#### Material provided:
══════

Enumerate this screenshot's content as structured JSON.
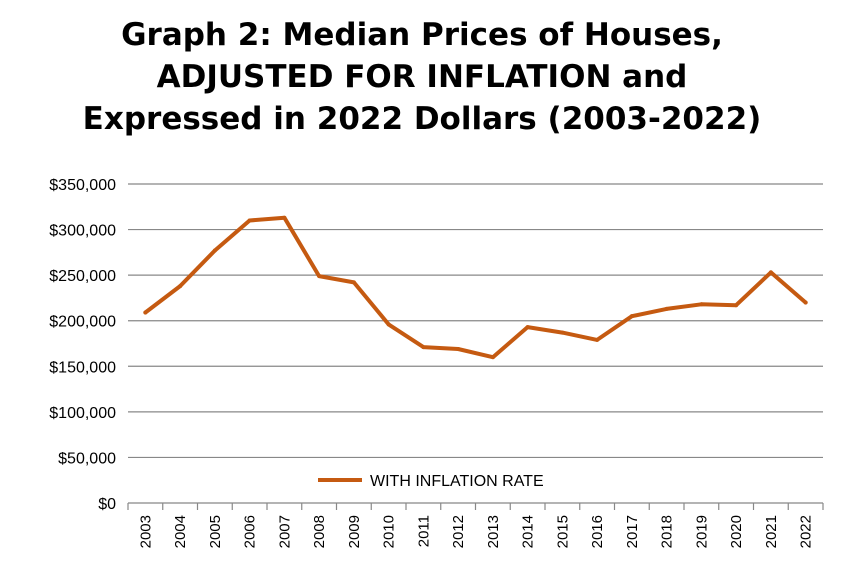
{
  "chart_data": {
    "type": "line",
    "title": "Graph 2: Median Prices of Houses, ADJUSTED FOR INFLATION and Expressed in 2022 Dollars (2003-2022)",
    "title_lines": [
      "Graph 2: Median Prices of Houses,",
      "ADJUSTED FOR INFLATION and",
      "Expressed in 2022 Dollars (2003-2022)"
    ],
    "xlabel": "",
    "ylabel": "",
    "x": [
      "2003",
      "2004",
      "2005",
      "2006",
      "2007",
      "2008",
      "2009",
      "2010",
      "2011",
      "2012",
      "2013",
      "2014",
      "2015",
      "2016",
      "2017",
      "2018",
      "2019",
      "2020",
      "2021",
      "2022"
    ],
    "series": [
      {
        "name": "WITH INFLATION RATE",
        "color": "#c55a11",
        "values": [
          209000,
          238000,
          277000,
          310000,
          313000,
          249000,
          242000,
          196000,
          171000,
          169000,
          160000,
          193000,
          187000,
          179000,
          205000,
          213000,
          218000,
          217000,
          253000,
          220000
        ]
      }
    ],
    "ylim": [
      0,
      350000
    ],
    "yticks": [
      0,
      50000,
      100000,
      150000,
      200000,
      250000,
      300000,
      350000
    ],
    "ytick_labels": [
      "$0",
      "$50,000",
      "$100,000",
      "$150,000",
      "$200,000",
      "$250,000",
      "$300,000",
      "$350,000"
    ],
    "grid": true,
    "legend_position": "bottom-center",
    "gridline_color": "#888888",
    "axis_color": "#888888"
  }
}
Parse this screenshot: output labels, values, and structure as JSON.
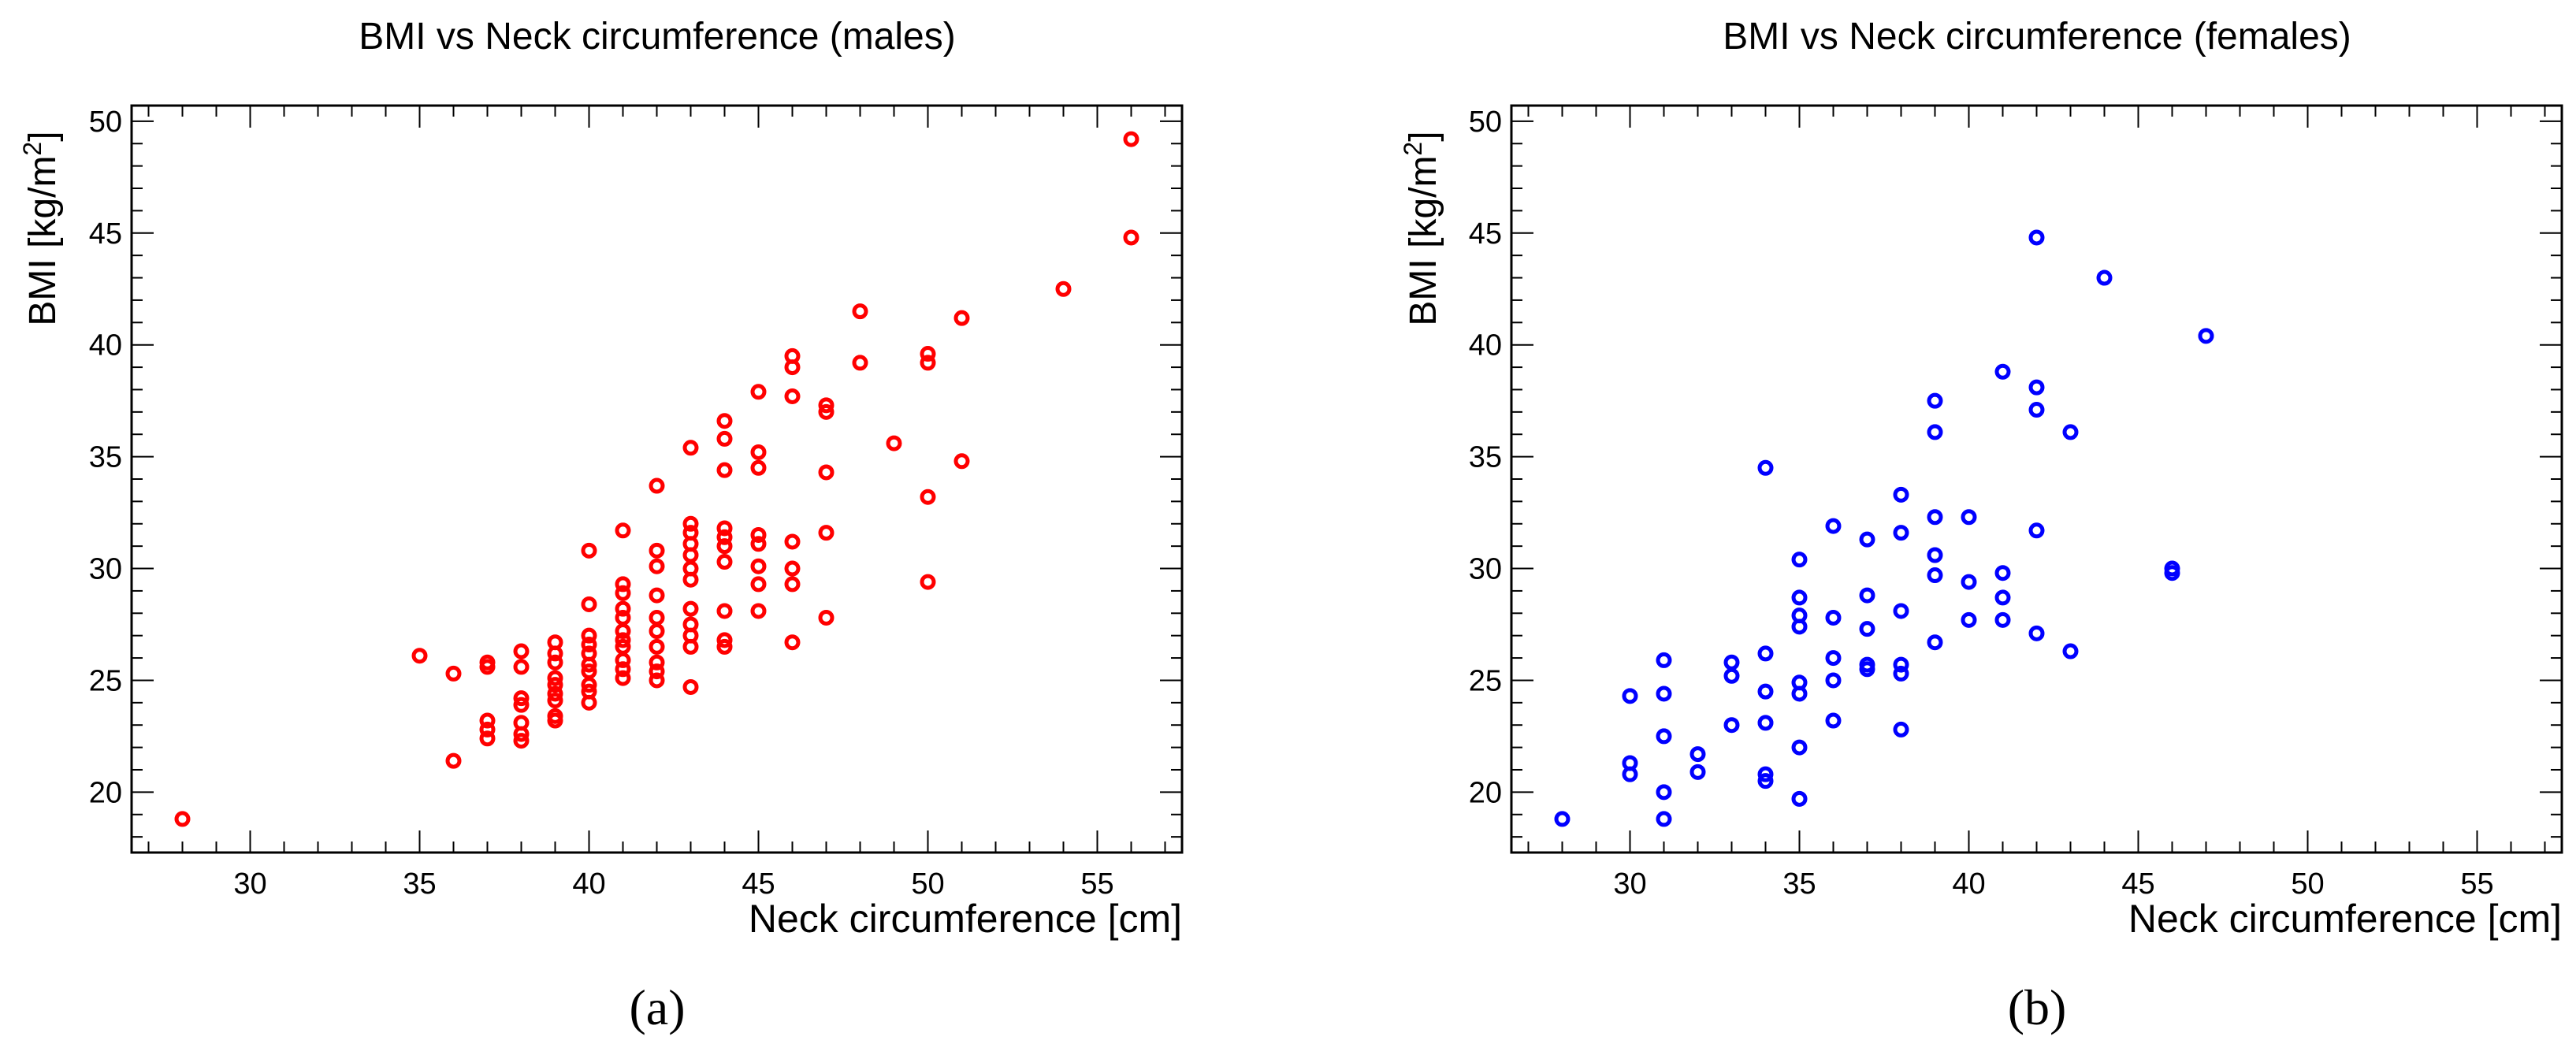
{
  "chart_data": [
    {
      "type": "scatter",
      "panel_label": "(a)",
      "title": "BMI vs Neck circumference (males)",
      "xlabel": "Neck circumference [cm]",
      "ylabel": "BMI [kg/m2]",
      "ylabel_main": "BMI [kg/m",
      "ylabel_sup": "2",
      "ylabel_close": "]",
      "xlim": [
        26.5,
        57.5
      ],
      "ylim": [
        17.3,
        50.7
      ],
      "xticks": [
        30,
        35,
        40,
        45,
        50,
        55
      ],
      "yticks": [
        20,
        25,
        30,
        35,
        40,
        45,
        50
      ],
      "color": "#ff0000",
      "series": [
        {
          "name": "males",
          "points": [
            [
              28,
              18.8
            ],
            [
              35,
              26.1
            ],
            [
              36,
              25.3
            ],
            [
              36,
              21.4
            ],
            [
              37,
              25.8
            ],
            [
              37,
              25.6
            ],
            [
              37,
              23.2
            ],
            [
              37,
              22.8
            ],
            [
              37,
              22.4
            ],
            [
              38,
              26.3
            ],
            [
              38,
              25.6
            ],
            [
              38,
              24.2
            ],
            [
              38,
              23.9
            ],
            [
              38,
              23.1
            ],
            [
              38,
              22.6
            ],
            [
              38,
              22.3
            ],
            [
              39,
              26.7
            ],
            [
              39,
              26.2
            ],
            [
              39,
              25.8
            ],
            [
              39,
              25.1
            ],
            [
              39,
              24.8
            ],
            [
              39,
              24.4
            ],
            [
              39,
              24.1
            ],
            [
              39,
              23.4
            ],
            [
              39,
              23.2
            ],
            [
              40,
              30.8
            ],
            [
              40,
              28.4
            ],
            [
              40,
              27.0
            ],
            [
              40,
              26.6
            ],
            [
              40,
              26.2
            ],
            [
              40,
              25.7
            ],
            [
              40,
              25.4
            ],
            [
              40,
              24.8
            ],
            [
              40,
              24.5
            ],
            [
              40,
              24.0
            ],
            [
              41,
              31.7
            ],
            [
              41,
              29.3
            ],
            [
              41,
              28.9
            ],
            [
              41,
              28.2
            ],
            [
              41,
              27.8
            ],
            [
              41,
              27.2
            ],
            [
              41,
              26.8
            ],
            [
              41,
              26.5
            ],
            [
              41,
              25.9
            ],
            [
              41,
              25.5
            ],
            [
              41,
              25.1
            ],
            [
              42,
              33.7
            ],
            [
              42,
              30.8
            ],
            [
              42,
              30.1
            ],
            [
              42,
              28.8
            ],
            [
              42,
              27.8
            ],
            [
              42,
              27.2
            ],
            [
              42,
              26.5
            ],
            [
              42,
              25.8
            ],
            [
              42,
              25.4
            ],
            [
              42,
              25.0
            ],
            [
              43,
              35.4
            ],
            [
              43,
              32.0
            ],
            [
              43,
              31.6
            ],
            [
              43,
              31.1
            ],
            [
              43,
              30.6
            ],
            [
              43,
              30.0
            ],
            [
              43,
              29.5
            ],
            [
              43,
              28.2
            ],
            [
              43,
              27.5
            ],
            [
              43,
              27.0
            ],
            [
              43,
              26.5
            ],
            [
              43,
              24.7
            ],
            [
              44,
              36.6
            ],
            [
              44,
              35.8
            ],
            [
              44,
              34.4
            ],
            [
              44,
              31.8
            ],
            [
              44,
              31.4
            ],
            [
              44,
              31.0
            ],
            [
              44,
              30.3
            ],
            [
              44,
              28.1
            ],
            [
              44,
              26.8
            ],
            [
              44,
              26.5
            ],
            [
              45,
              37.9
            ],
            [
              45,
              35.2
            ],
            [
              45,
              34.5
            ],
            [
              45,
              31.5
            ],
            [
              45,
              31.1
            ],
            [
              45,
              30.1
            ],
            [
              45,
              29.3
            ],
            [
              45,
              28.1
            ],
            [
              46,
              39.5
            ],
            [
              46,
              39.0
            ],
            [
              46,
              37.7
            ],
            [
              46,
              31.2
            ],
            [
              46,
              30.0
            ],
            [
              46,
              29.3
            ],
            [
              46,
              26.7
            ],
            [
              47,
              37.3
            ],
            [
              47,
              37.0
            ],
            [
              47,
              34.3
            ],
            [
              47,
              31.6
            ],
            [
              47,
              27.8
            ],
            [
              48,
              41.5
            ],
            [
              48,
              39.2
            ],
            [
              49,
              35.6
            ],
            [
              50,
              39.6
            ],
            [
              50,
              39.2
            ],
            [
              50,
              33.2
            ],
            [
              50,
              29.4
            ],
            [
              51,
              41.2
            ],
            [
              51,
              34.8
            ],
            [
              54,
              42.5
            ],
            [
              56,
              49.2
            ],
            [
              56,
              44.8
            ]
          ]
        }
      ]
    },
    {
      "type": "scatter",
      "panel_label": "(b)",
      "title": "BMI vs Neck circumference (females)",
      "xlabel": "Neck circumference [cm]",
      "ylabel": "BMI [kg/m2]",
      "ylabel_main": "BMI [kg/m",
      "ylabel_sup": "2",
      "ylabel_close": "]",
      "xlim": [
        26.5,
        57.5
      ],
      "ylim": [
        17.3,
        50.7
      ],
      "xticks": [
        30,
        35,
        40,
        45,
        50,
        55
      ],
      "yticks": [
        20,
        25,
        30,
        35,
        40,
        45,
        50
      ],
      "color": "#0000ff",
      "series": [
        {
          "name": "females",
          "points": [
            [
              28,
              18.8
            ],
            [
              30,
              24.3
            ],
            [
              30,
              21.3
            ],
            [
              30,
              20.8
            ],
            [
              31,
              25.9
            ],
            [
              31,
              24.4
            ],
            [
              31,
              22.5
            ],
            [
              31,
              20.0
            ],
            [
              31,
              18.8
            ],
            [
              32,
              21.7
            ],
            [
              32,
              20.9
            ],
            [
              33,
              25.8
            ],
            [
              33,
              25.2
            ],
            [
              33,
              23.0
            ],
            [
              34,
              34.5
            ],
            [
              34,
              26.2
            ],
            [
              34,
              24.5
            ],
            [
              34,
              23.1
            ],
            [
              34,
              20.8
            ],
            [
              34,
              20.5
            ],
            [
              35,
              30.4
            ],
            [
              35,
              28.7
            ],
            [
              35,
              27.9
            ],
            [
              35,
              27.4
            ],
            [
              35,
              24.9
            ],
            [
              35,
              24.4
            ],
            [
              35,
              22.0
            ],
            [
              35,
              19.7
            ],
            [
              36,
              31.9
            ],
            [
              36,
              27.8
            ],
            [
              36,
              26.0
            ],
            [
              36,
              25.0
            ],
            [
              36,
              23.2
            ],
            [
              37,
              31.3
            ],
            [
              37,
              28.8
            ],
            [
              37,
              27.3
            ],
            [
              37,
              25.7
            ],
            [
              37,
              25.5
            ],
            [
              38,
              33.3
            ],
            [
              38,
              31.6
            ],
            [
              38,
              28.1
            ],
            [
              38,
              25.7
            ],
            [
              38,
              25.3
            ],
            [
              38,
              22.8
            ],
            [
              39,
              37.5
            ],
            [
              39,
              36.1
            ],
            [
              39,
              32.3
            ],
            [
              39,
              30.6
            ],
            [
              39,
              29.7
            ],
            [
              39,
              26.7
            ],
            [
              40,
              32.3
            ],
            [
              40,
              29.4
            ],
            [
              40,
              27.7
            ],
            [
              41,
              38.8
            ],
            [
              41,
              29.8
            ],
            [
              41,
              28.7
            ],
            [
              41,
              27.7
            ],
            [
              42,
              44.8
            ],
            [
              42,
              38.1
            ],
            [
              42,
              37.1
            ],
            [
              42,
              31.7
            ],
            [
              42,
              27.1
            ],
            [
              43,
              36.1
            ],
            [
              43,
              26.3
            ],
            [
              44,
              43.0
            ],
            [
              46,
              30.0
            ],
            [
              46,
              29.8
            ],
            [
              47,
              40.4
            ]
          ]
        }
      ]
    }
  ]
}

══════

#### What is being asked:
Work through the listing above and report how many lines include the string "Neck", with no other text.

#### Response:
4